▶ To do
Type out every line below exactly as it reads.
╭─ Task material
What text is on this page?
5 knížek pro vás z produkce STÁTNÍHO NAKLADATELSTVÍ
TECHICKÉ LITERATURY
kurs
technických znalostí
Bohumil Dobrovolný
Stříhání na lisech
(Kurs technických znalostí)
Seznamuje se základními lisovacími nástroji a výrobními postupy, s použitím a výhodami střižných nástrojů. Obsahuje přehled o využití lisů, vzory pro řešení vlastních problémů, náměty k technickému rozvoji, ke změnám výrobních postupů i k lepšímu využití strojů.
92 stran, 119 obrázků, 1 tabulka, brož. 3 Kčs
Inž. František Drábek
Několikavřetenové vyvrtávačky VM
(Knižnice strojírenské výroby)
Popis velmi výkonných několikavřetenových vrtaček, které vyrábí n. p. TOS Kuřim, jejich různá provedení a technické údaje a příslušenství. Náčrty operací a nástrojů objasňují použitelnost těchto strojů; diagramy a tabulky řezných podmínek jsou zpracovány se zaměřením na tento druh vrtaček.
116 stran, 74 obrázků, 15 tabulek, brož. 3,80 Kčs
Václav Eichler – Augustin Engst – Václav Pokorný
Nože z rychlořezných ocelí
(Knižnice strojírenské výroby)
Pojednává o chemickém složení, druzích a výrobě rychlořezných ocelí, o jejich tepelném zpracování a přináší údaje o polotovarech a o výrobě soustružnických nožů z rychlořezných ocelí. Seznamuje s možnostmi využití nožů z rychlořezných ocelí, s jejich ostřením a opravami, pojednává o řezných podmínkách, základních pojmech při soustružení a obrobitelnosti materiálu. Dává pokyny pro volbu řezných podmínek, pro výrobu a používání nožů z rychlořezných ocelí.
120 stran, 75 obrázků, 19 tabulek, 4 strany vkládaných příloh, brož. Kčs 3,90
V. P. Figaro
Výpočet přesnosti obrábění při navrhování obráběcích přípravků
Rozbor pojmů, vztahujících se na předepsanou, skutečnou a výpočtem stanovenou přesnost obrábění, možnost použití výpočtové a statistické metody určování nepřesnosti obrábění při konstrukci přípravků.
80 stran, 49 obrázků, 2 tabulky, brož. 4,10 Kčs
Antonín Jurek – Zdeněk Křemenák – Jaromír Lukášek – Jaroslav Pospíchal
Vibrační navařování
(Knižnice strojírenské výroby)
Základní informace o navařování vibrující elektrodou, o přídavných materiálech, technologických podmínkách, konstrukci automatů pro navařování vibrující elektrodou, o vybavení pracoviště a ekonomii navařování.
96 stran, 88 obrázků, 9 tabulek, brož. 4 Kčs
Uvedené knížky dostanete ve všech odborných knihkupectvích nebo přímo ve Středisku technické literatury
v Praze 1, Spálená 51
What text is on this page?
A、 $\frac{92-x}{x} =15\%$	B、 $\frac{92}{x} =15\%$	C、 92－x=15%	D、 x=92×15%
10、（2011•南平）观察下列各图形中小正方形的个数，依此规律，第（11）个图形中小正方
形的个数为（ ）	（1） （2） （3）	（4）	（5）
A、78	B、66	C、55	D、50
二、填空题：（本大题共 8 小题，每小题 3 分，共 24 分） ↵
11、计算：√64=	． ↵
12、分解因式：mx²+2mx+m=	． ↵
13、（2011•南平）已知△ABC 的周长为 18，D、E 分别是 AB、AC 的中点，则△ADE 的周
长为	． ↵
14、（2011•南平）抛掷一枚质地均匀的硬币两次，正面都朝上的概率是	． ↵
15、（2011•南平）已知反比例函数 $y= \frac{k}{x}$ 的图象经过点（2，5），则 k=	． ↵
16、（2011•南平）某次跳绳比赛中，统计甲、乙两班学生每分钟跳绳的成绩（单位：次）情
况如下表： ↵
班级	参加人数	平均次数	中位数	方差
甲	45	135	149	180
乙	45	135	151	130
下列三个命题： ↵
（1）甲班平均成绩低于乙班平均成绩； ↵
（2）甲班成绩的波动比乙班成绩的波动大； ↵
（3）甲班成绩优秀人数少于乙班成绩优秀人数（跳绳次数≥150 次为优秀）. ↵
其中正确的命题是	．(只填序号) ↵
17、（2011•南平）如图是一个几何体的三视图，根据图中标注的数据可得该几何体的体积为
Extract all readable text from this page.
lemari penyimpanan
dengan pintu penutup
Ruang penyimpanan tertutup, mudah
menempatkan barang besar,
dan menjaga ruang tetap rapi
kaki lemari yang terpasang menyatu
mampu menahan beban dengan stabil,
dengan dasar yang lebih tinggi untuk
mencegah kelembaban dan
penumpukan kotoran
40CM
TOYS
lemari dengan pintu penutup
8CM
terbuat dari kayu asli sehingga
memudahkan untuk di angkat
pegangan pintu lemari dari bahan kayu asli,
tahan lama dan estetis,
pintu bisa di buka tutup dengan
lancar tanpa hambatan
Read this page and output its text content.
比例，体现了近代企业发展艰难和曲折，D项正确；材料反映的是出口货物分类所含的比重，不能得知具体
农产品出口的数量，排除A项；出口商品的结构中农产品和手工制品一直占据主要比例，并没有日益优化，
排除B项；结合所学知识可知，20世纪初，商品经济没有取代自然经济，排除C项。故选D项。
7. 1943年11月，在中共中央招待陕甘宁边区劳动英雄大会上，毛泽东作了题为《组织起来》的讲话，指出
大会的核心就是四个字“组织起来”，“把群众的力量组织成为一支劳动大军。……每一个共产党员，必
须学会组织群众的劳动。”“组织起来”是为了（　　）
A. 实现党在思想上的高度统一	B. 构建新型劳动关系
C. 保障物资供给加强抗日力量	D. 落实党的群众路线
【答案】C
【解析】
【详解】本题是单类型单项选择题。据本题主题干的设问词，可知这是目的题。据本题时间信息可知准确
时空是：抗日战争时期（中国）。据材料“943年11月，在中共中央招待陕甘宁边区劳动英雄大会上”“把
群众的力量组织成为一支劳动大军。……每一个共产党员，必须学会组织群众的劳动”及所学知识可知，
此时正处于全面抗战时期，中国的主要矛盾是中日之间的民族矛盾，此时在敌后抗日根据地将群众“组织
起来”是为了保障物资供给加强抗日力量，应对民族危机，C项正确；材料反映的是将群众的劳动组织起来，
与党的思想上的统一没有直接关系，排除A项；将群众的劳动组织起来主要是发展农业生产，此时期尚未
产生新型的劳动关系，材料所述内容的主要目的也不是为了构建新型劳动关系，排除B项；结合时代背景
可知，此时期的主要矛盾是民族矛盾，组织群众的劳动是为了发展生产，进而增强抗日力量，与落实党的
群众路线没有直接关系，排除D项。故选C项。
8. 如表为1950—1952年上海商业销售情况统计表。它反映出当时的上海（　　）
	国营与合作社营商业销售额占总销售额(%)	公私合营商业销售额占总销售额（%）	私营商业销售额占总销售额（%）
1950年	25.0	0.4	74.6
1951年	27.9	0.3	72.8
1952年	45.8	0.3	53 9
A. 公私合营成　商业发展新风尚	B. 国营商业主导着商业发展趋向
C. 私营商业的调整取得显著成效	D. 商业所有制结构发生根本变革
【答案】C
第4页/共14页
╰─
▶ Solution to the problem
What text is on this page?
5 knížek pro vás z produkce STÁTNÍHO NAKLADATELSTVÍ
TECHICKÉ LITERATURY
kurs
technických znalostí
Bohumil Dobrovolný
Stříhání na lisech
(Kurs technických znalostí)
Seznamuje se základními lisovacími nástroji a výrobními postupy, s použitím a výhodami střižných nástrojů. Obsahuje přehled o využití lisů, vzory pro řešení vlastních problémů, náměty k technickému rozvoji, ke změnám výrobních postupů i k lepšímu využití strojů.
92 stran, 119 obrázků, 1 tabulka, brož. 3 Kčs
Inž. František Drábek
Několikavřetenové vyvrtávačky VM
(Knižnice strojírenské výroby)
Popis velmi výkonných několikavřetenových vrtaček, které vyrábí n. p. TOS Kuřim, jejich různá provedení a technické údaje a příslušenství. Náčrty operací a nástrojů objasňují použitelnost těchto strojů; diagramy a tabulky řezných podmínek jsou zpracovány se zaměřením na tento druh vrtaček.
116 stran, 74 obrázků, 15 tabulek, brož. 3,80 Kčs
Václav Eichler – Augustin Engst – Václav Pokorný
Nože z rychlořezných ocelí
(Knižnice strojírenské výroby)
Pojednává o chemickém složení, druzích a výrobě rychlořezných ocelí, o jejich tepelném zpracování a přináší údaje o polotovarech a o výrobě soustružnických nožů z rychlořezných ocelí. Seznamuje s možnostmi využití nožů z rychlořezných ocelí, s jejich ostřením a opravami, pojednává o řezných podmínkách, základních pojmech při soustružení a obrobitelnosti materiálu. Dává pokyny pro volbu řezných podmínek, pro výrobu a používání nožů z rychlořezných ocelí.
120 stran, 75 obrázků, 19 tabulek, 4 strany vkládaných příloh, brož. Kčs 3,90
V. P. Figaro
Výpočet přesnosti obrábění při navrhování obráběcích přípravků
Rozbor pojmů, vztahujících se na předepsanou, skutečnou a výpočtem stanovenou přesnost obrábění, možnost použití výpočtové a statistické metody určování nepřesnosti obrábění při konstrukci přípravků.
80 stran, 49 obrázků, 2 tabulky, brož. 4,10 Kčs
Antonín Jurek – Zdeněk Křemenák – Jaromír Lukášek – Jaroslav Pospíchal
Vibrační navařování
(Knižnice strojírenské výroby)
Základní informace o navařování vibrující elektrodou, o přídavných materiálech, technologických podmínkách, konstrukci automatů pro navařování vibrující elektrodou, o vybavení pracoviště a ekonomii navařování.
96 stran, 88 obrázků, 9 tabulek, brož. 4 Kčs
Uvedené knížky dostanete ve všech odborných knihkupectvích nebo přímo ve Středisku technické literatury
v Praze 1, Spálená 51
What text is on this page?
A、 $\frac{92-x}{x} =15\%$	B、 $\frac{92}{x} =15\%$	C、 92－x=15%	D、 x=92×15%
10、（2011•南平）观察下列各图形中小正方形的个数，依此规律，第（11）个图形中小正方
形的个数为（ ）	（1） （2） （3）	（4）	（5）
A、78	B、66	C、55	D、50
二、填空题：（本大题共 8 小题，每小题 3 分，共 24 分） ↵
11、计算：√64=	． ↵
12、分解因式：mx²+2mx+m=	． ↵
13、（2011•南平）已知△ABC 的周长为 18，D、E 分别是 AB、AC 的中点，则△ADE 的周
长为	． ↵
14、（2011•南平）抛掷一枚质地均匀的硬币两次，正面都朝上的概率是	． ↵
15、（2011•南平）已知反比例函数 $y= \frac{k}{x}$ 的图象经过点（2，5），则 k=	． ↵
16、（2011•南平）某次跳绳比赛中，统计甲、乙两班学生每分钟跳绳的成绩（单位：次）情
况如下表： ↵
班级	参加人数	平均次数	中位数	方差
甲	45	135	149	180
乙	45	135	151	130
下列三个命题： ↵
（1）甲班平均成绩低于乙班平均成绩； ↵
（2）甲班成绩的波动比乙班成绩的波动大； ↵
（3）甲班成绩优秀人数少于乙班成绩优秀人数（跳绳次数≥150 次为优秀）. ↵
其中正确的命题是	．(只填序号) ↵
17、（2011•南平）如图是一个几何体的三视图，根据图中标注的数据可得该几何体的体积为
Extract all readable text from this page.
lemari penyimpanan
dengan pintu penutup
Ruang penyimpanan tertutup, mudah
menempatkan barang besar,
dan menjaga ruang tetap rapi
kaki lemari yang terpasang menyatu
mampu menahan beban dengan stabil,
dengan dasar yang lebih tinggi untuk
mencegah kelembaban dan
penumpukan kotoran
40CM
TOYS
lemari dengan pintu penutup
8CM
terbuat dari kayu asli sehingga
memudahkan untuk di angkat
pegangan pintu lemari dari bahan kayu asli,
tahan lama dan estetis,
pintu bisa di buka tutup dengan
lancar tanpa hambatan
Read this page and output its text content.
比例，体现了近代企业发展艰难和曲折，D项正确；材料反映的是出口货物分类所含的比重，不能得知具体
农产品出口的数量，排除A项；出口商品的结构中农产品和手工制品一直占据主要比例，并没有日益优化，
排除B项；结合所学知识可知，20世纪初，商品经济没有取代自然经济，排除C项。故选D项。
7. 1943年11月，在中共中央招待陕甘宁边区劳动英雄大会上，毛泽东作了题为《组织起来》的讲话，指出
大会的核心就是四个字“组织起来”，“把群众的力量组织成为一支劳动大军。……每一个共产党员，必
须学会组织群众的劳动。”“组织起来”是为了（　　）
A. 实现党在思想上的高度统一	B. 构建新型劳动关系
C. 保障物资供给加强抗日力量	D. 落实党的群众路线
【答案】C
【解析】
【详解】本题是单类型单项选择题。据本题主题干的设问词，可知这是目的题。据本题时间信息可知准确
时空是：抗日战争时期（中国）。据材料“943年11月，在中共中央招待陕甘宁边区劳动英雄大会上”“把
群众的力量组织成为一支劳动大军。……每一个共产党员，必须学会组织群众的劳动”及所学知识可知，
此时正处于全面抗战时期，中国的主要矛盾是中日之间的民族矛盾，此时在敌后抗日根据地将群众“组织
起来”是为了保障物资供给加强抗日力量，应对民族危机，C项正确；材料反映的是将群众的劳动组织起来，
与党的思想上的统一没有直接关系，排除A项；将群众的劳动组织起来主要是发展农业生产，此时期尚未
产生新型的劳动关系，材料所述内容的主要目的也不是为了构建新型劳动关系，排除B项；结合时代背景
可知，此时期的主要矛盾是民族矛盾，组织群众的劳动是为了发展生产，进而增强抗日力量，与落实党的
群众路线没有直接关系，排除D项。故选C项。
8. 如表为1950—1952年上海商业销售情况统计表。它反映出当时的上海（　　）
	国营与合作社营商业销售额占总销售额(%)	公私合营商业销售额占总销售额（%）	私营商业销售额占总销售额（%）
1950年	25.0	0.4	74.6
1951年	27.9	0.3	72.8
1952年	45.8	0.3	53 9
A. 公私合营成　商业发展新风尚	B. 国营商业主导着商业发展趋向
C. 私营商业的调整取得显著成效	D. 商业所有制结构发生根本变革
【答案】C
第4页/共14页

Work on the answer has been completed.